───── AVAILABLE DATA

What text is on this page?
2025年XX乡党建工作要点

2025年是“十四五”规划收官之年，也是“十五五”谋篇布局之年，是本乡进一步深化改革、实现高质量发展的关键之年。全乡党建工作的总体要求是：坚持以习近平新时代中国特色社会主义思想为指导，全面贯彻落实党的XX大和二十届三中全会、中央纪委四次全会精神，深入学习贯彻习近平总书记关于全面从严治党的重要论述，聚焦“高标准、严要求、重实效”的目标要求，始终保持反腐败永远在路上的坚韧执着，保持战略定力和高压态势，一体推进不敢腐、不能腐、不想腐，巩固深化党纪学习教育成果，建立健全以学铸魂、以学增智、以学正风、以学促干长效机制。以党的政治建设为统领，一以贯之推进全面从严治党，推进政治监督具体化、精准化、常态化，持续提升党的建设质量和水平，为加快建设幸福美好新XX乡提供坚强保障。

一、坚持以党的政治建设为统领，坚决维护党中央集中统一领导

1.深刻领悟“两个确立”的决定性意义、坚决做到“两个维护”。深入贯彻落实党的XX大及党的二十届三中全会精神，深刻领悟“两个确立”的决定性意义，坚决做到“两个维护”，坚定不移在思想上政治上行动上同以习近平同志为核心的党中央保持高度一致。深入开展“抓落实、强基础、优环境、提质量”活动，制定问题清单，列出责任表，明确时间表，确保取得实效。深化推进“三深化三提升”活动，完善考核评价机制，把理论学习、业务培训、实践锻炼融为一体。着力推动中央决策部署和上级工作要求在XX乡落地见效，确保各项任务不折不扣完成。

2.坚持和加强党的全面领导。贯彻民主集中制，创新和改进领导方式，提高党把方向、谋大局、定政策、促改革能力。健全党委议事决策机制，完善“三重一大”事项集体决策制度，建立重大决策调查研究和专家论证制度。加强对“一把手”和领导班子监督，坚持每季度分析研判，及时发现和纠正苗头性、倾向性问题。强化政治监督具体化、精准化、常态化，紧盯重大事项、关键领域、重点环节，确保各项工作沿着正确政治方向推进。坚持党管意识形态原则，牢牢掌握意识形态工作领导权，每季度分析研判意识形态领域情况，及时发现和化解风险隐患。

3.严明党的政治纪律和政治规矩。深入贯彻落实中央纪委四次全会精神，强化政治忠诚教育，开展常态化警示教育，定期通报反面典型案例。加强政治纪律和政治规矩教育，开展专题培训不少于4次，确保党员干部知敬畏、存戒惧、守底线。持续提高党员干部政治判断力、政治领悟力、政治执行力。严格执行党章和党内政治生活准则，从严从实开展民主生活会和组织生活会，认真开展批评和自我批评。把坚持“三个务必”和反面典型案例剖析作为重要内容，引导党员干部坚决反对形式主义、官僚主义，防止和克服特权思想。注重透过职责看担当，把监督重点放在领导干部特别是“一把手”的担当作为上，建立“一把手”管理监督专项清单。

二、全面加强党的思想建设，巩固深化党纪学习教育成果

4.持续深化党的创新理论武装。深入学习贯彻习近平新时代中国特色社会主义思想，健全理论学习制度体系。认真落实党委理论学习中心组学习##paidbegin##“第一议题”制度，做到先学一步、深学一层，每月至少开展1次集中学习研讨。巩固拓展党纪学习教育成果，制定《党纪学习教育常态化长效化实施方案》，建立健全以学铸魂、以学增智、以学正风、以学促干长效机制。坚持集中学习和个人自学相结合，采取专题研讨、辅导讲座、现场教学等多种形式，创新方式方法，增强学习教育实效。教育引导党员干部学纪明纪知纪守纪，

──────────

→ **JOB**
Type out all of the material again, word for word.

→ **COMPLETED TASK**
What text is on this page?
2025年XX乡党建工作要点

2025年是“十四五”规划收官之年，也是“十五五”谋篇布局之年，是本乡进一步深化改革、实现高质量发展的关键之年。全乡党建工作的总体要求是：坚持以习近平新时代中国特色社会主义思想为指导，全面贯彻落实党的XX大和二十届三中全会、中央纪委四次全会精神，深入学习贯彻习近平总书记关于全面从严治党的重要论述，聚焦“高标准、严要求、重实效”的目标要求，始终保持反腐败永远在路上的坚韧执着，保持战略定力和高压态势，一体推进不敢腐、不能腐、不想腐，巩固深化党纪学习教育成果，建立健全以学铸魂、以学增智、以学正风、以学促干长效机制。以党的政治建设为统领，一以贯之推进全面从严治党，推进政治监督具体化、精准化、常态化，持续提升党的建设质量和水平，为加快建设幸福美好新XX乡提供坚强保障。

一、坚持以党的政治建设为统领，坚决维护党中央集中统一领导

1.深刻领悟“两个确立”的决定性意义、坚决做到“两个维护”。深入贯彻落实党的XX大及党的二十届三中全会精神，深刻领悟“两个确立”的决定性意义，坚决做到“两个维护”，坚定不移在思想上政治上行动上同以习近平同志为核心的党中央保持高度一致。深入开展“抓落实、强基础、优环境、提质量”活动，制定问题清单，列出责任表，明确时间表，确保取得实效。深化推进“三深化三提升”活动，完善考核评价机制，把理论学习、业务培训、实践锻炼融为一体。着力推动中央决策部署和上级工作要求在XX乡落地见效，确保各项任务不折不扣完成。

2.坚持和加强党的全面领导。贯彻民主集中制，创新和改进领导方式，提高党把方向、谋大局、定政策、促改革能力。健全党委议事决策机制，完善“三重一大”事项集体决策制度，建立重大决策调查研究和专家论证制度。加强对“一把手”和领导班子监督，坚持每季度分析研判，及时发现和纠正苗头性、倾向性问题。强化政治监督具体化、精准化、常态化，紧盯重大事项、关键领域、重点环节，确保各项工作沿着正确政治方向推进。坚持党管意识形态原则，牢牢掌握意识形态工作领导权，每季度分析研判意识形态领域情况，及时发现和化解风险隐患。

3.严明党的政治纪律和政治规矩。深入贯彻落实中央纪委四次全会精神，强化政治忠诚教育，开展常态化警示教育，定期通报反面典型案例。加强政治纪律和政治规矩教育，开展专题培训不少于4次，确保党员干部知敬畏、存戒惧、守底线。持续提高党员干部政治判断力、政治领悟力、政治执行力。严格执行党章和党内政治生活准则，从严从实开展民主生活会和组织生活会，认真开展批评和自我批评。把坚持“三个务必”和反面典型案例剖析作为重要内容，引导党员干部坚决反对形式主义、官僚主义，防止和克服特权思想。注重透过职责看担当，把监督重点放在领导干部特别是“一把手”的担当作为上，建立“一把手”管理监督专项清单。

二、全面加强党的思想建设，巩固深化党纪学习教育成果

4.持续深化党的创新理论武装。深入学习贯彻习近平新时代中国特色社会主义思想，健全理论学习制度体系。认真落实党委理论学习中心组学习##paidbegin##“第一议题”制度，做到先学一步、深学一层，每月至少开展1次集中学习研讨。巩固拓展党纪学习教育成果，制定《党纪学习教育常态化长效化实施方案》，建立健全以学铸魂、以学增智、以学正风、以学促干长效机制。坚持集中学习和个人自学相结合，采取专题研讨、辅导讲座、现场教学等多种形式，创新方式方法，增强学习教育实效。教育引导党员干部学纪明纪知纪守纪，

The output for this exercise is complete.